[Data records]
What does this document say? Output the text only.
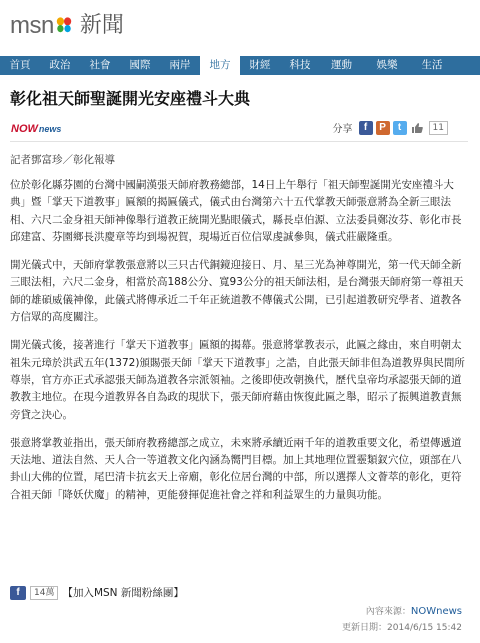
msn 新聞
首頁	政治	社會	國際	兩岸	地方	財經	科技	運動	娛樂	生活
彰化祖天師聖誕開光安座禮斗大典
NOW news	分享	f	P	t	11
記者鄧富珍／彰化報導

位於彰化縣芬園的台灣中國嗣漢張天師府教務總部，14日上午舉行「祖天師聖誕開光安座禮斗大典」暨「掌天下道教事」匾額的揭匾儀式，儀式由台灣第六十五代掌教天師張意將為全新三眼法相、六尺二金身祖天師神像舉行道教正統開光點眼儀式，縣長卓伯源、立法委員鄭汝芬、彰化市長邱建富、芬園鄉長洪慶章等均到場祝賀，現場近百位信眾虔誠參與，儀式莊嚴隆重。

開光儀式中，天師府掌教張意將以三只古代銅鏡迎接日、月、星三光為神尊開光，第一代天師全新三眼法相，六尺二金身，相當於高188公分、寬93公分的祖天師法相，是台灣張天師府第一尊祖天師的雄碩威儀神像，此儀式將傳承近二千年正統道教不傳儀式公開，已引起道教研究學者、道教各方信眾的高度關注。

開光儀式後，接著進行「掌天下道教事」匾額的揭幕。張意將掌教表示，此匾之緣由，來自明朝太祖朱元璋於洪武五年(1372)頒賜張天師「掌天下道教事」之誥，自此張天師非但為道教界與民間所尊崇，官方亦正式承認張天師為道教各宗派領袖。之後即使改朝換代，歷代皇帝均承認張天師的道教教主地位。在現今道教界各自為政的現狀下，張天師府藉由恢復此匾之舉，昭示了振興道教責無旁貸之決心。

張意將掌教並指出，張天師府教務總部之成立，未來將承續近兩千年的道教重要文化，希望傳遞道天法地、道法自然、天人合一等道教文化內涵為嚮門目標。加上其地理位置靈類釵穴位，頭部在八卦山大佛的位置，尾巴清卡抗玄天上帝廟，彰化位居台灣的中部，所以選擇人文薈萃的彰化，更符合祖天師「降妖伏魔」的精神，更能發揮促進社會之祥和利益眾生的力量與功能。

f	14萬 【加入MSN 新聞粉絲團】
內容來源：NOWnews
更新日期：2014/6/15 15:42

• [Instruction]:
Take the data above and repeat it exactly, leaving each picture out.

• [Completed exercise]:
What does this document say? Output the text only.
msn 新聞
首頁	政治	社會	國際	兩岸	地方	財經	科技	運動	娛樂	生活
彰化祖天師聖誕開光安座禮斗大典
NOW news	分享	f	P	t	11
記者鄧富珍／彰化報導

位於彰化縣芬園的台灣中國嗣漢張天師府教務總部，14日上午舉行「祖天師聖誕開光安座禮斗大典」暨「掌天下道教事」匾額的揭匾儀式，儀式由台灣第六十五代掌教天師張意將為全新三眼法相、六尺二金身祖天師神像舉行道教正統開光點眼儀式，縣長卓伯源、立法委員鄭汝芬、彰化市長邱建富、芬園鄉長洪慶章等均到場祝賀，現場近百位信眾虔誠參與，儀式莊嚴隆重。

開光儀式中，天師府掌教張意將以三只古代銅鏡迎接日、月、星三光為神尊開光，第一代天師全新三眼法相，六尺二金身，相當於高188公分、寬93公分的祖天師法相，是台灣張天師府第一尊祖天師的雄碩威儀神像，此儀式將傳承近二千年正統道教不傳儀式公開，已引起道教研究學者、道教各方信眾的高度關注。

開光儀式後，接著進行「掌天下道教事」匾額的揭幕。張意將掌教表示，此匾之緣由，來自明朝太祖朱元璋於洪武五年(1372)頒賜張天師「掌天下道教事」之誥，自此張天師非但為道教界與民間所尊崇，官方亦正式承認張天師為道教各宗派領袖。之後即使改朝換代，歷代皇帝均承認張天師的道教教主地位。在現今道教界各自為政的現狀下，張天師府藉由恢復此匾之舉，昭示了振興道教責無旁貸之決心。

張意將掌教並指出，張天師府教務總部之成立，未來將承續近兩千年的道教重要文化，希望傳遞道天法地、道法自然、天人合一等道教文化內涵為嚮門目標。加上其地理位置靈類釵穴位，頭部在八卦山大佛的位置，尾巴清卡抗玄天上帝廟，彰化位居台灣的中部，所以選擇人文薈萃的彰化，更符合祖天師「降妖伏魔」的精神，更能發揮促進社會之祥和利益眾生的力量與功能。

f	14萬 【加入MSN 新聞粉絲團】
內容來源：NOWnews
更新日期：2014/6/15 15:42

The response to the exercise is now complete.